* Texto de lectura:
################

Más de una vez me he preguntado por qué personas con una gran capacidad intelectual y emocional, con sobrada experiencia en la gestión de empresas e instituciones y con buenas dotes de liderazgo no llegan al campo de la política. En otras palabras: ¿por
qué los responsables de la “cosa pública” no son los mejores? ¿Por qué debemos
ser gobernados a menudo por personas mediocres que acceden a altos cargos de responsabilidad
sin la adecuada preparación y sin ninguna experiencia previa? Una de las posibles respuestas es que
-querámoslo o no- preferimos a menudo movernos en el campo de la gris vulgaridad para justificar nuestra propia incompetencia y pereza. Por desgracia, “el mundo es de los mediocres”; es decir, de
las personas que -movidas por la envidia, el resentimiento o el afán de poder y
protagonismo- acaban escalando puestos para los que no están preparadas. Conscientes de su falta de méritos, tienen la rara habilidad de estar
en el lugar adecuado y en el momento oportuno. Cortejan a las personas de quienes pueden recibir prebendas. Suelen ser aduladoras y manipuladoras en las primeras fases. Llegadas a la cúspide, se vuelven autoritarias para
maquillar su falta de competencia con una exhibición de su poder. Es bastante evidente en el mundo
de la política, pero se da en todos los órdenes de la vida. Parece que en el mundillo
académico hay también bastante enchufismo y corporativismo. Y algo parecido se
da a veces en los ámbitos eclesiásticos. En definitiva, independientemente de sus méritos, quien tiene padrino se bautiza. El
resultado de esta “dorada mediocridad” es que tenemos que tragar a gente incompetente
y privarnos de gente valiosa. Se podría decir que esta mediocridad es un efecto
colateral de la democratización de la sociedad, pero quizá no es una
explicación suficiente.

################

(Datos de reconocimiento de la estructura del documento)
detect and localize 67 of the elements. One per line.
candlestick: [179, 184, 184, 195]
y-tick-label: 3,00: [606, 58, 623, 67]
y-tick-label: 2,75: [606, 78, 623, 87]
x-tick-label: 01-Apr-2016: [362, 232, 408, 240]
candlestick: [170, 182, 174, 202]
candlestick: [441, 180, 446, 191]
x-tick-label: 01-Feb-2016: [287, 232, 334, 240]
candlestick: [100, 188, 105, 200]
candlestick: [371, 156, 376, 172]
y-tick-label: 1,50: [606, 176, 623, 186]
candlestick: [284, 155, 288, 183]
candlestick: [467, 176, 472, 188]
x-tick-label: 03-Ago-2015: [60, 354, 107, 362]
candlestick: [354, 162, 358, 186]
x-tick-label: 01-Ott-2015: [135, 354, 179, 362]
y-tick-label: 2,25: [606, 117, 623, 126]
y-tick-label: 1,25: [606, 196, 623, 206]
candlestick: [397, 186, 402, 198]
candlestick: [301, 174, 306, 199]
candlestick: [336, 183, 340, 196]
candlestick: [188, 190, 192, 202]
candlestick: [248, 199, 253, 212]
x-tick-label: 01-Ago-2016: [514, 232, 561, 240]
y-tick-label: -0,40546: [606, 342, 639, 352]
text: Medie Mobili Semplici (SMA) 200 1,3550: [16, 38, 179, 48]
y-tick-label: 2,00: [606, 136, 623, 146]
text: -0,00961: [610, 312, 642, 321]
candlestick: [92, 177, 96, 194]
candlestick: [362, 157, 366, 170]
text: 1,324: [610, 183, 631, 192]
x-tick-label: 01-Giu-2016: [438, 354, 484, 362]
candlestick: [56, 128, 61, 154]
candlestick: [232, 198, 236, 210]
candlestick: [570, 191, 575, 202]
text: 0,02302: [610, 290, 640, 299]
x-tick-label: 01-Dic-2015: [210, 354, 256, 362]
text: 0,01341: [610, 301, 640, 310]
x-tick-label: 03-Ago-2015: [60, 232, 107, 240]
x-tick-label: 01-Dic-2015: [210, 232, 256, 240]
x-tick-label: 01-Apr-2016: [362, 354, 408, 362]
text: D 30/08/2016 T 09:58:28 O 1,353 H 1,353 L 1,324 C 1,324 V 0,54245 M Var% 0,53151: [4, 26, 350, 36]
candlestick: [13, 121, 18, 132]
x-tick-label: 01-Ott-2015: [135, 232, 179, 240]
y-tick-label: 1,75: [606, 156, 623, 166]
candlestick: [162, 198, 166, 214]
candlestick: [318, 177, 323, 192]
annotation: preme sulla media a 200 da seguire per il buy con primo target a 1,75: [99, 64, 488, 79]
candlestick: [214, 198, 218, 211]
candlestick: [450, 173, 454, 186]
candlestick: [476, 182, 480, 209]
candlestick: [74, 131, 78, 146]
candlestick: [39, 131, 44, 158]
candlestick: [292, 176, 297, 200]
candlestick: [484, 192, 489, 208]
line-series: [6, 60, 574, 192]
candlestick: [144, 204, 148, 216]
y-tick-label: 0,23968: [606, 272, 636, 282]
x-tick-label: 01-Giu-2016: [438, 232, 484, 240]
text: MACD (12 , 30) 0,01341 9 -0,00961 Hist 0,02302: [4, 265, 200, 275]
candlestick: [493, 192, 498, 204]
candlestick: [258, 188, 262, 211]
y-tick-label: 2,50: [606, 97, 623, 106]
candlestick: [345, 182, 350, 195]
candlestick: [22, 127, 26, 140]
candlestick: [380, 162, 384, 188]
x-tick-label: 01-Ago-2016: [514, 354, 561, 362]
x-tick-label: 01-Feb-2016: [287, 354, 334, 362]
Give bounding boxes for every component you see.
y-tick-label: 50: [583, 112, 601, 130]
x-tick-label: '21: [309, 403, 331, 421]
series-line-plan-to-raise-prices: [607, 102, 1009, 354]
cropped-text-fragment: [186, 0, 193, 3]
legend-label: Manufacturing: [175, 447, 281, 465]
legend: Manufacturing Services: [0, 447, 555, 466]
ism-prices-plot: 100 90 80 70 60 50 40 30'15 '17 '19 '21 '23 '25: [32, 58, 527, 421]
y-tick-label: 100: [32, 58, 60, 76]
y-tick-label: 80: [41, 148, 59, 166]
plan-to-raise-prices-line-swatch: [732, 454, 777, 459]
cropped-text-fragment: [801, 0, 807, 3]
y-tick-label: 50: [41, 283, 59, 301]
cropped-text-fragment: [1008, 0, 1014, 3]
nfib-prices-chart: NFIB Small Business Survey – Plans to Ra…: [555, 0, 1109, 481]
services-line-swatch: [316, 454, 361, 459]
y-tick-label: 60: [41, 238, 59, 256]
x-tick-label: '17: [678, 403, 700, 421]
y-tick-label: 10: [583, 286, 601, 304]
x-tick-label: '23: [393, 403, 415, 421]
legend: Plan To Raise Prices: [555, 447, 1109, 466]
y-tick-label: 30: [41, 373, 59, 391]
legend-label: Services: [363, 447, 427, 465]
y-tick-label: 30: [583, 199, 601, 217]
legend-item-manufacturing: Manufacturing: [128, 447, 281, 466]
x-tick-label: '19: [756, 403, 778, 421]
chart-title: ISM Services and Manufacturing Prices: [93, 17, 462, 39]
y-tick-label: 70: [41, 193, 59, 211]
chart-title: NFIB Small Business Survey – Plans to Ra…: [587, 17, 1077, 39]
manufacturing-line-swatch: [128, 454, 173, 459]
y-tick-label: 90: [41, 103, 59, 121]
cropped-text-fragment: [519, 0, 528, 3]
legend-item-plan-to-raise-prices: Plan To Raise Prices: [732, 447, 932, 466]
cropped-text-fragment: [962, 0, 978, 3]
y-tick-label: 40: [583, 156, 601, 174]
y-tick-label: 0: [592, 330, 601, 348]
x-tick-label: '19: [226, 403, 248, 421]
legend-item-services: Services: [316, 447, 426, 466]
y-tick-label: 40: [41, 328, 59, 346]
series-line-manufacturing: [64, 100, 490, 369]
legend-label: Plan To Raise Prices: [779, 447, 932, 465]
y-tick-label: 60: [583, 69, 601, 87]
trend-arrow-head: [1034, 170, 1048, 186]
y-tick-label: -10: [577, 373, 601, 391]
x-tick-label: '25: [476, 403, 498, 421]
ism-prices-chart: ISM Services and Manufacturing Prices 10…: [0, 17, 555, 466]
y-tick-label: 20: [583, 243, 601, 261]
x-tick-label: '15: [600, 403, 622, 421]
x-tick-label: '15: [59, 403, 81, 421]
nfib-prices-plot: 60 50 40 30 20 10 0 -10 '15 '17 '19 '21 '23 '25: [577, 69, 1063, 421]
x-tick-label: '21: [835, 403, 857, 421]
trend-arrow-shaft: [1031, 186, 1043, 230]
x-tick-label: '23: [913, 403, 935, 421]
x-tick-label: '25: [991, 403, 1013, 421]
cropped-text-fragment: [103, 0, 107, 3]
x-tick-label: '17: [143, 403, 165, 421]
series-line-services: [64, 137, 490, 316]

################

* Tareas:
[a] ¿Concuerdan con el texto sobre la mediocridad estas afirmaciones? Responda sí o no a cada una y cite las palabras del texto que lo deciden: (i) las personas mediocres se vuelven autoritarias cuando llegan a la cúspide; (ii) el fenómeno se limita al mundo de la política; (iii) la democratización de la sociedad basta para explicar esta mediocridad.
[b] Según el texto sobre la mediocridad, ¿qué dos prácticas parece haber en el mundillo académico?

* Respuestas:
[a]
(i) Sí: "Llegadas a la cúspide, se vuelven autoritarias"
(ii) No: "se da en todos los órdenes de la vida"
(iii) No: "quizá no es una explicación suficiente"

[b] Enchufismo y corporativismo.